> [WRITTEN TASK] Transcribe all the records with complete accuracy.

> [DATASET RECORDS]
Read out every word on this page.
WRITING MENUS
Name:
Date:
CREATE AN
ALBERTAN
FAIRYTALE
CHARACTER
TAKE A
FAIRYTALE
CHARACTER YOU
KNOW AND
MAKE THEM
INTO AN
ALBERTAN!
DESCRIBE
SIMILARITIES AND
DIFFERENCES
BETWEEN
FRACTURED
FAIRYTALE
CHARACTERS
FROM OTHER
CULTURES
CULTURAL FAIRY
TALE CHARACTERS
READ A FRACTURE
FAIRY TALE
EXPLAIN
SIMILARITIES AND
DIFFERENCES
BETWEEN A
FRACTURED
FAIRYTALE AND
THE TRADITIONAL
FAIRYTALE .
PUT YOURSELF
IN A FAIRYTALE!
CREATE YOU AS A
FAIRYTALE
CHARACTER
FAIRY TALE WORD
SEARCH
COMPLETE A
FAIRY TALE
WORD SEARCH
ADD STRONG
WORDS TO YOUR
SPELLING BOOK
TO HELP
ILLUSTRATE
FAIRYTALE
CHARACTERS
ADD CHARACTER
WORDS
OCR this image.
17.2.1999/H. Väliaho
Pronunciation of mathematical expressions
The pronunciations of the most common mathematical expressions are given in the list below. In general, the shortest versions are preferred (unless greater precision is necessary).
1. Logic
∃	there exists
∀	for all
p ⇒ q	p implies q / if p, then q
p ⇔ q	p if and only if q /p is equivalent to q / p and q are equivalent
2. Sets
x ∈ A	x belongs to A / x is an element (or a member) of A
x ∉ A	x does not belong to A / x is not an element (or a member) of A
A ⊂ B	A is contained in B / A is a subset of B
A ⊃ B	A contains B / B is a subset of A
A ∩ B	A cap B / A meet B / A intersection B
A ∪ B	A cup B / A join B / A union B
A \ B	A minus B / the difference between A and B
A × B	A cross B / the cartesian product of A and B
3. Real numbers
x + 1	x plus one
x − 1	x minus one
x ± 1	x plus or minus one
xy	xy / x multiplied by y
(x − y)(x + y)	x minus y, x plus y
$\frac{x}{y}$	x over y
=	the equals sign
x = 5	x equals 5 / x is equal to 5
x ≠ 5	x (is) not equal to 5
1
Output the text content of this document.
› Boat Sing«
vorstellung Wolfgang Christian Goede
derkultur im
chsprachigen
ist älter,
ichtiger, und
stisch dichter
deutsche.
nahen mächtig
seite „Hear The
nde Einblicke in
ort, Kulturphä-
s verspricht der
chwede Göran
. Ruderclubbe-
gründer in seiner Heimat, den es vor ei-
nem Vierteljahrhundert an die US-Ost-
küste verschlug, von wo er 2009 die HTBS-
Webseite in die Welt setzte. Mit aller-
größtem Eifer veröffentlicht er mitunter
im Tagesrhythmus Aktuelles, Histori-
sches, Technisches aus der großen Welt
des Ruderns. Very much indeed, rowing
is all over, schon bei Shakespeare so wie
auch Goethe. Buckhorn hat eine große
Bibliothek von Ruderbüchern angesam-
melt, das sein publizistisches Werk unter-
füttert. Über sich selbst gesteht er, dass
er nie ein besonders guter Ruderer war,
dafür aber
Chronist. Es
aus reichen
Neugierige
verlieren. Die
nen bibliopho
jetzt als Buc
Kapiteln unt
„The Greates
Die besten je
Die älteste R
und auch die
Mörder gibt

> [CORRECT RESPONSE]
Read out every word on this page.
WRITING MENUS
Name:
Date:
CREATE AN
ALBERTAN
FAIRYTALE
CHARACTER
TAKE A
FAIRYTALE
CHARACTER YOU
KNOW AND
MAKE THEM
INTO AN
ALBERTAN!
DESCRIBE
SIMILARITIES AND
DIFFERENCES
BETWEEN
FRACTURED
FAIRYTALE
CHARACTERS
FROM OTHER
CULTURES
CULTURAL FAIRY
TALE CHARACTERS
READ A FRACTURE
FAIRY TALE
EXPLAIN
SIMILARITIES AND
DIFFERENCES
BETWEEN A
FRACTURED
FAIRYTALE AND
THE TRADITIONAL
FAIRYTALE .
PUT YOURSELF
IN A FAIRYTALE!
CREATE YOU AS A
FAIRYTALE
CHARACTER
FAIRY TALE WORD
SEARCH
COMPLETE A
FAIRY TALE
WORD SEARCH
ADD STRONG
WORDS TO YOUR
SPELLING BOOK
TO HELP
ILLUSTRATE
FAIRYTALE
CHARACTERS
ADD CHARACTER
WORDS
OCR this image.
17.2.1999/H. Väliaho
Pronunciation of mathematical expressions
The pronunciations of the most common mathematical expressions are given in the list below. In general, the shortest versions are preferred (unless greater precision is necessary).
1. Logic
∃	there exists
∀	for all
p ⇒ q	p implies q / if p, then q
p ⇔ q	p if and only if q /p is equivalent to q / p and q are equivalent
2. Sets
x ∈ A	x belongs to A / x is an element (or a member) of A
x ∉ A	x does not belong to A / x is not an element (or a member) of A
A ⊂ B	A is contained in B / A is a subset of B
A ⊃ B	A contains B / B is a subset of A
A ∩ B	A cap B / A meet B / A intersection B
A ∪ B	A cup B / A join B / A union B
A \ B	A minus B / the difference between A and B
A × B	A cross B / the cartesian product of A and B
3. Real numbers
x + 1	x plus one
x − 1	x minus one
x ± 1	x plus or minus one
xy	xy / x multiplied by y
(x − y)(x + y)	x minus y, x plus y
$\frac{x}{y}$	x over y
=	the equals sign
x = 5	x equals 5 / x is equal to 5
x ≠ 5	x (is) not equal to 5
1
Output the text content of this document.
› Boat Sing«
vorstellung Wolfgang Christian Goede
derkultur im
chsprachigen
ist älter,
ichtiger, und
stisch dichter
deutsche.
nahen mächtig
seite „Hear The
nde Einblicke in
ort, Kulturphä-
s verspricht der
chwede Göran
. Ruderclubbe-
gründer in seiner Heimat, den es vor ei-
nem Vierteljahrhundert an die US-Ost-
küste verschlug, von wo er 2009 die HTBS-
Webseite in die Welt setzte. Mit aller-
größtem Eifer veröffentlicht er mitunter
im Tagesrhythmus Aktuelles, Histori-
sches, Technisches aus der großen Welt
des Ruderns. Very much indeed, rowing
is all over, schon bei Shakespeare so wie
auch Goethe. Buckhorn hat eine große
Bibliothek von Ruderbüchern angesam-
melt, das sein publizistisches Werk unter-
füttert. Über sich selbst gesteht er, dass
er nie ein besonders guter Ruderer war,
dafür aber
Chronist. Es
aus reichen
Neugierige
verlieren. Die
nen bibliopho
jetzt als Buc
Kapiteln unt
„The Greates
Die besten je
Die älteste R
und auch die
Mörder gibt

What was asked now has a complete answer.